___ TEXTAUSZUG ___

„Um es kurz zu sagen, wir sehen nicht die Dinge selber, wir beschränken uns meist darauf, die Ihnen aufgeklebten Etiketten zu lesen“, schrieb der französische Philosoph Henri Bergson. Über diesen Satz habe ich schon nachgedacht, bevor ich mich dazu entschlossen habe, in zwei FKK-Clubs in Frankreich jeweils zwei Tage zu verbringen, um über das Thema „Nackt im Urlaub“ hier zu berichten.
„Wenn wir es recht überdenken, so stecken wir doch alle nackt in unseren Kleidern.“ Heinrich Heine
Egal, ob bei der Arbeit, in der Straßenbahn oder im Restaurant: Überall begegne ich Menschen angezogen, sehe, wie sie gekleidet sind. Gepflegte Markenklamotten mit schicker Uhr und Handtäschchen mit entsprechend teurem Logo oder ausgeleierte Jeans mit verwaschenem Sweatshirt und Stoffbeutel – um zwei Extreme zu wählen?
Wie begegne ich Menschen, die so unterschiedlich gekleidet sind? Anders? Wie beeinflusst das meine Sicht auf die Menschen und was wollen sie mir und den anderen Menschen um sich herum mit ihrem Kleidungsstil mitteilen?

___

◆ **AUFGABE 1**
Schreibe den Text über Nacktheit im Urlaub ab "Wie begegne ich" bis einschließlich "ihrem Kleidungsstil mitteilen?" noch einmal ab. Tausche dabei "unterschiedlich" gegen "verschieden" aus.
◆ **AUFGABE 2**
Gib aus den Datensätzen die Zeilen ab der Zeile mit "toy-ring bbox=[670, 567, 770, 602]" bis einschließlich der Zeile mit "hero-slider: venis et" unverändert aus.

___ ÜBUNGSMATERIAL ___

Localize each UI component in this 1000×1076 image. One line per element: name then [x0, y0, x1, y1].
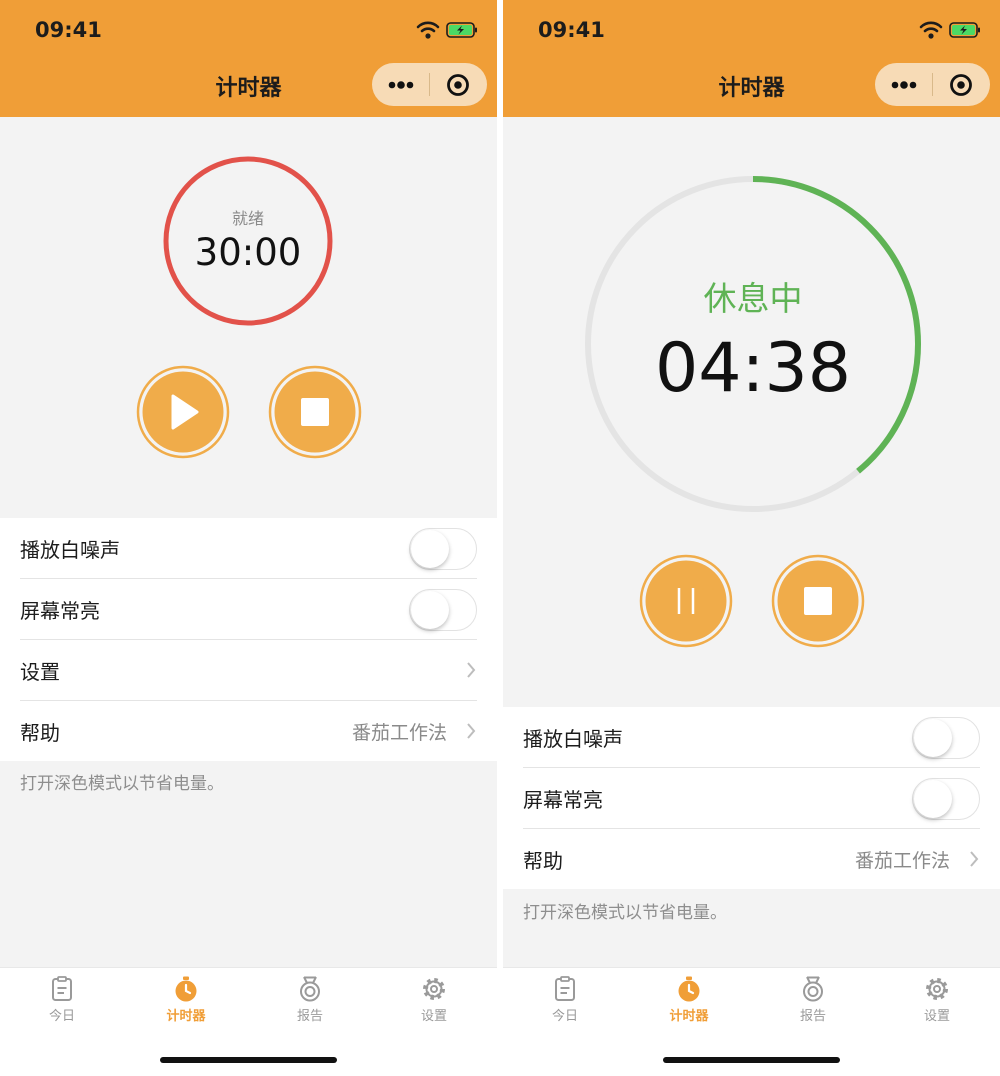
medal-icon [803, 976, 823, 1002]
medal-icon [300, 976, 320, 1002]
close-button[interactable] [933, 63, 990, 106]
more-dots-icon [891, 81, 917, 89]
pause-button[interactable] [639, 554, 733, 648]
play-button[interactable] [136, 365, 230, 459]
home-indicator [663, 1057, 840, 1063]
gear-icon [926, 978, 948, 1000]
toggle-knob [914, 780, 952, 818]
help-label: 帮助 [523, 849, 563, 873]
settings-list: 播放白噪声 屏幕常亮 帮助 番茄工作法 [503, 707, 1000, 889]
tab-today[interactable]: 今日 [12, 976, 112, 1026]
timer-ring: 休息中 04:38 [583, 174, 923, 514]
tab-timer[interactable]: 计时器 [639, 976, 739, 1026]
help-value: 番茄工作法 [854, 850, 950, 872]
chevron-right-icon [970, 851, 979, 867]
clipboard-icon [52, 976, 72, 1001]
help-value: 番茄工作法 [351, 722, 447, 744]
home-indicator [160, 1057, 337, 1063]
target-close-icon [950, 74, 972, 96]
white-noise-label: 播放白噪声 [20, 538, 120, 562]
target-close-icon [447, 74, 469, 96]
tab-report[interactable]: 报告 [763, 976, 863, 1026]
tab-label: 报告 [799, 1009, 826, 1024]
clipboard-icon [555, 976, 575, 1001]
keep-screen-on-toggle[interactable] [912, 778, 980, 820]
timer-state-label: 休息中 [703, 279, 803, 318]
stopwatch-icon [678, 976, 700, 1002]
keep-screen-on-label: 屏幕常亮 [20, 599, 100, 623]
settings-label: 设置 [20, 660, 60, 684]
top-bar: 09:41 计时器 [0, 0, 497, 117]
keep-screen-on-row: 屏幕常亮 [20, 579, 477, 640]
chevron-right-icon [467, 662, 476, 678]
status-time: 09:41 [538, 18, 605, 42]
toggle-knob [411, 530, 449, 568]
stopwatch-icon [175, 976, 197, 1002]
wifi-icon [416, 21, 440, 39]
stop-button[interactable] [268, 365, 362, 459]
white-noise-row: 播放白噪声 [20, 518, 477, 579]
more-dots-icon [388, 81, 414, 89]
help-row[interactable]: 帮助 番茄工作法 [20, 701, 477, 762]
timer-state-label: 就绪 [231, 209, 264, 228]
close-button[interactable] [430, 63, 487, 106]
timer-ring: 就绪 30:00 [163, 156, 333, 326]
tab-label: 今日 [551, 1009, 578, 1024]
timer-time: 30:00 [194, 231, 302, 274]
white-noise-toggle[interactable] [409, 528, 477, 570]
tab-timer[interactable]: 计时器 [136, 976, 236, 1026]
timer-screen-resting: 09:41 计时器 休息中 04:38 播放白噪声 屏幕常亮 帮助 番茄工作法 … [503, 0, 1000, 1076]
tab-report[interactable]: 报告 [260, 976, 360, 1026]
stop-icon [301, 398, 329, 426]
more-button[interactable] [372, 63, 429, 106]
app-canvas: 09:41 计时器 就绪 30:00 播放白噪声 屏幕常亮 设置 帮助 番茄工作… [0, 0, 1000, 1076]
top-bar: 09:41 计时器 [503, 0, 1000, 117]
tab-label: 报告 [296, 1009, 323, 1024]
stop-button[interactable] [771, 554, 865, 648]
mini-program-capsule [372, 63, 487, 106]
tab-label: 今日 [48, 1009, 75, 1024]
footnote: 打开深色模式以节省电量。 [20, 774, 224, 794]
stop-icon [804, 587, 832, 615]
status-time: 09:41 [35, 18, 102, 42]
battery-charging-icon [446, 22, 477, 38]
toggle-knob [914, 719, 952, 757]
toggle-knob [411, 591, 449, 629]
tab-label: 设置 [923, 1009, 950, 1024]
tab-label: 计时器 [166, 1009, 206, 1024]
more-button[interactable] [875, 63, 932, 106]
white-noise-row: 播放白噪声 [523, 707, 980, 768]
gear-icon [423, 978, 445, 1000]
mini-program-capsule [875, 63, 990, 106]
help-label: 帮助 [20, 721, 60, 745]
white-noise-label: 播放白噪声 [523, 727, 623, 751]
battery-charging-icon [949, 22, 980, 38]
footnote: 打开深色模式以节省电量。 [523, 903, 727, 923]
keep-screen-on-label: 屏幕常亮 [523, 788, 603, 812]
timer-screen-ready: 09:41 计时器 就绪 30:00 播放白噪声 屏幕常亮 设置 帮助 番茄工作… [0, 0, 497, 1076]
settings-row[interactable]: 设置 [20, 640, 477, 701]
tab-label: 设置 [420, 1009, 447, 1024]
tab-today[interactable]: 今日 [515, 976, 615, 1026]
chevron-right-icon [467, 723, 476, 739]
wifi-icon [919, 21, 943, 39]
tab-settings[interactable]: 设置 [887, 976, 987, 1026]
tab-settings[interactable]: 设置 [384, 976, 484, 1026]
help-row[interactable]: 帮助 番茄工作法 [523, 829, 980, 890]
settings-list: 播放白噪声 屏幕常亮 设置 帮助 番茄工作法 [0, 518, 497, 761]
keep-screen-on-toggle[interactable] [409, 589, 477, 631]
keep-screen-on-row: 屏幕常亮 [523, 768, 980, 829]
timer-time: 04:38 [655, 329, 851, 408]
white-noise-toggle[interactable] [912, 717, 980, 759]
tab-label: 计时器 [669, 1009, 709, 1024]
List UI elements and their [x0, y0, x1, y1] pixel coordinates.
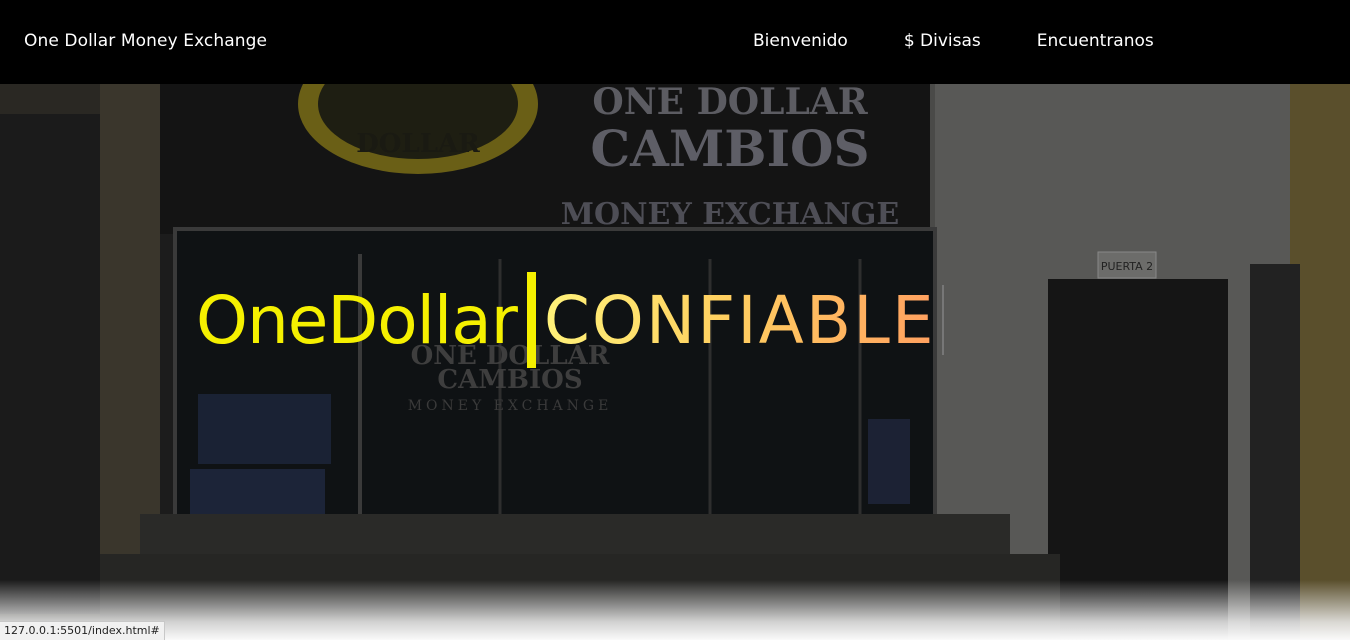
typing-caret — [941, 285, 944, 355]
nav-links: Bienvenido $ Divisas Encuentranos — [753, 31, 1154, 51]
sign-line-3: MONEY EXCHANGE — [561, 197, 900, 232]
door-sign-text: PUERTA 2 — [1101, 260, 1153, 273]
hero-section: PUERTA 2 DOLLAR ONE DOLLAR CAMBIOS MONEY… — [0, 84, 1350, 640]
hero-headline: OneDollar CONFIABLE — [196, 270, 944, 370]
info-poster-1 — [198, 394, 331, 464]
top-navbar: One Dollar Money Exchange Bienvenido $ D… — [0, 0, 1350, 84]
info-poster-3 — [868, 419, 910, 504]
browser-status-url: 127.0.0.1:5501/index.html# — [0, 621, 165, 640]
nav-link-divisas[interactable]: $ Divisas — [904, 31, 981, 51]
nav-link-bienvenido[interactable]: Bienvenido — [753, 31, 848, 51]
sign-line-1: ONE DOLLAR — [592, 84, 868, 123]
nav-link-encuentranos[interactable]: Encuentranos — [1037, 31, 1154, 51]
sign-line-2: CAMBIOS — [590, 119, 869, 178]
headline-divider-bar — [526, 272, 536, 368]
brand-link[interactable]: One Dollar Money Exchange — [24, 31, 267, 51]
headline-typed-text: CONFIABLE — [543, 281, 936, 359]
window-decal-line-3: MONEY EXCHANGE — [408, 398, 613, 414]
headline-static-text: OneDollar — [196, 281, 518, 359]
logo-text: DOLLAR — [356, 129, 480, 159]
hero-bottom-fade — [0, 580, 1350, 640]
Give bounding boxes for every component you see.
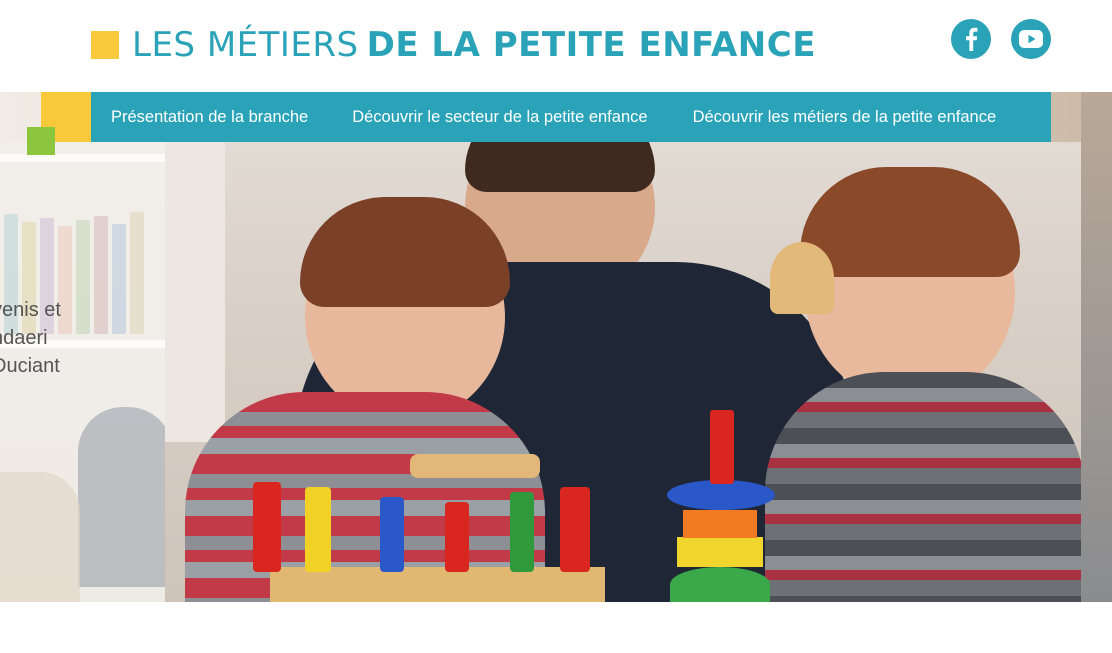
toy-ring bbox=[670, 567, 770, 602]
toy-peg bbox=[380, 497, 404, 572]
toy-ring bbox=[683, 510, 757, 538]
youtube-link[interactable] bbox=[1011, 19, 1051, 59]
facebook-link[interactable] bbox=[951, 19, 991, 59]
toy-block bbox=[770, 242, 834, 314]
hero-slider: venis et ndaeri Duciant bbox=[0, 92, 1112, 602]
toy-peg bbox=[445, 502, 469, 572]
previous-slide-caption: venis et ndaeri Duciant bbox=[0, 296, 165, 380]
adult-hair bbox=[465, 142, 655, 192]
caption-line: ndaeri bbox=[0, 327, 48, 349]
site-header: LES MÉTIERS DE LA PETITE ENFANCE bbox=[0, 0, 1112, 92]
hero-photo bbox=[165, 142, 1081, 602]
toy-hammer bbox=[410, 454, 540, 478]
next-slide-edge[interactable] bbox=[1081, 92, 1112, 602]
nav-item-metiers[interactable]: Découvrir les métiers de la petite enfan… bbox=[693, 108, 997, 127]
logo-square-icon bbox=[91, 31, 119, 59]
toy-bench bbox=[270, 567, 605, 602]
toy-ring bbox=[667, 480, 775, 510]
site-logo[interactable]: LES MÉTIERS DE LA PETITE ENFANCE bbox=[91, 28, 816, 62]
toy-peg bbox=[305, 487, 331, 572]
logo-text-light: LES MÉTIERS bbox=[132, 25, 359, 65]
youtube-icon bbox=[1019, 30, 1043, 48]
logo-text: LES MÉTIERS DE LA PETITE ENFANCE bbox=[132, 28, 816, 62]
main-navigation: Présentation de la branche Découvrir le … bbox=[91, 92, 1051, 142]
caption-line: venis et bbox=[0, 299, 61, 321]
facebook-icon bbox=[966, 27, 978, 51]
toy-peg bbox=[560, 487, 590, 572]
toy-peg bbox=[710, 410, 734, 484]
decorative-square-green bbox=[27, 127, 55, 155]
previous-slide[interactable]: venis et ndaeri Duciant bbox=[0, 142, 165, 602]
nav-item-secteur[interactable]: Découvrir le secteur de la petite enfanc… bbox=[352, 108, 647, 127]
right-child-sweater bbox=[765, 372, 1081, 602]
logo-text-bold: DE LA PETITE ENFANCE bbox=[366, 25, 816, 65]
toy-peg bbox=[253, 482, 281, 572]
toy-ring bbox=[677, 537, 763, 567]
toy-peg bbox=[510, 492, 534, 572]
nav-item-presentation[interactable]: Présentation de la branche bbox=[111, 108, 308, 127]
caption-line: Duciant bbox=[0, 355, 60, 377]
right-child-hair bbox=[800, 167, 1020, 277]
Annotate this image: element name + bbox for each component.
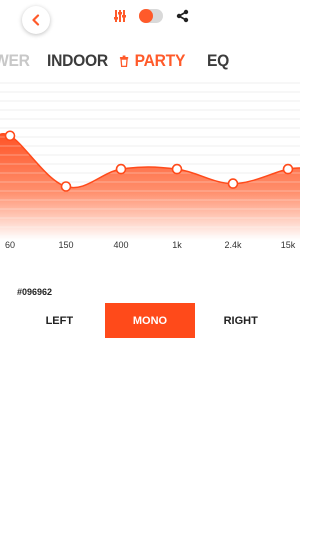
frequency-tick-label: 150 — [58, 240, 74, 250]
channel-mono-button[interactable]: MONO — [104, 303, 196, 338]
tab-label: EQ — [207, 51, 230, 70]
eq-area-fill — [0, 133, 300, 240]
tab-indoor[interactable]: INDOOR — [47, 51, 108, 71]
frequency-tick-label: 1k — [172, 240, 182, 250]
back-button[interactable] — [22, 6, 50, 34]
frequency-tick-label: 2.4k — [224, 240, 242, 250]
preset-tabs: WER INDOOR PARTY EQ — [0, 51, 300, 73]
channel-selector: LEFT MONO RIGHT — [14, 303, 286, 338]
tab-label: WER — [0, 51, 30, 70]
share-icon[interactable] — [175, 8, 189, 24]
frequency-axis: 60 150 400 1k 2.4k 15k — [0, 240, 300, 254]
eq-band-handle-15k[interactable] — [282, 163, 294, 175]
channel-left-button[interactable]: LEFT — [14, 303, 105, 338]
channel-right-button[interactable]: RIGHT — [195, 303, 286, 338]
trash-icon[interactable] — [119, 55, 129, 67]
preset-id-label: #096962 — [17, 287, 53, 297]
eq-band-handle-150[interactable] — [60, 181, 72, 192]
frequency-tick-label: 400 — [113, 240, 129, 250]
eq-band-handle-1k[interactable] — [171, 163, 183, 175]
eq-band-handle-2.4k[interactable] — [227, 178, 239, 189]
toggle-knob — [139, 9, 153, 23]
chevron-left-icon — [32, 14, 40, 26]
tab-label: PARTY — [134, 51, 186, 70]
eq-band-handle-400[interactable] — [115, 163, 127, 175]
tab-eq[interactable]: EQ — [207, 51, 229, 71]
sliders-icon[interactable] — [113, 8, 127, 24]
top-toolbar — [113, 8, 189, 24]
frequency-tick-label: 60 — [4, 240, 16, 250]
frequency-tick-label: 15k — [280, 240, 296, 250]
tab-party[interactable]: PARTY — [119, 51, 185, 71]
eq-curve-chart[interactable] — [0, 80, 300, 240]
eq-screen: { "colors": { "accent": "#ff4a1a", "acce… — [0, 0, 300, 533]
eq-band-handle-60[interactable] — [4, 130, 16, 142]
tab-label: INDOOR — [47, 51, 108, 70]
eq-toggle-switch[interactable] — [139, 9, 163, 23]
tab-wer[interactable]: WER — [0, 51, 30, 71]
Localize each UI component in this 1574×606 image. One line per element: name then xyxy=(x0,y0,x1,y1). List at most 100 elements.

___

◆ **ERGEBNIS 1**
Wie begegne ich Menschen, die so verschieden gekleidet sind? Anders? Wie beeinflusst das meine Sicht auf die Menschen und was wollen sie mir und den anderen Menschen um sich herum mit ihrem Kleidungsstil mitteilen?

◆ **ERGEBNIS 2**
toy-ring bbox=[670, 567, 770, 602]
toy-peg bbox=[380, 497, 404, 572]
toy-ring bbox=[683, 510, 757, 538]
youtube-link[interactable] bbox=[1011, 19, 1051, 59]
facebook-link[interactable] bbox=[951, 19, 991, 59]
toy-block bbox=[770, 242, 834, 314]
hero-slider: venis et ndaeri Duciant bbox=[0, 92, 1112, 602]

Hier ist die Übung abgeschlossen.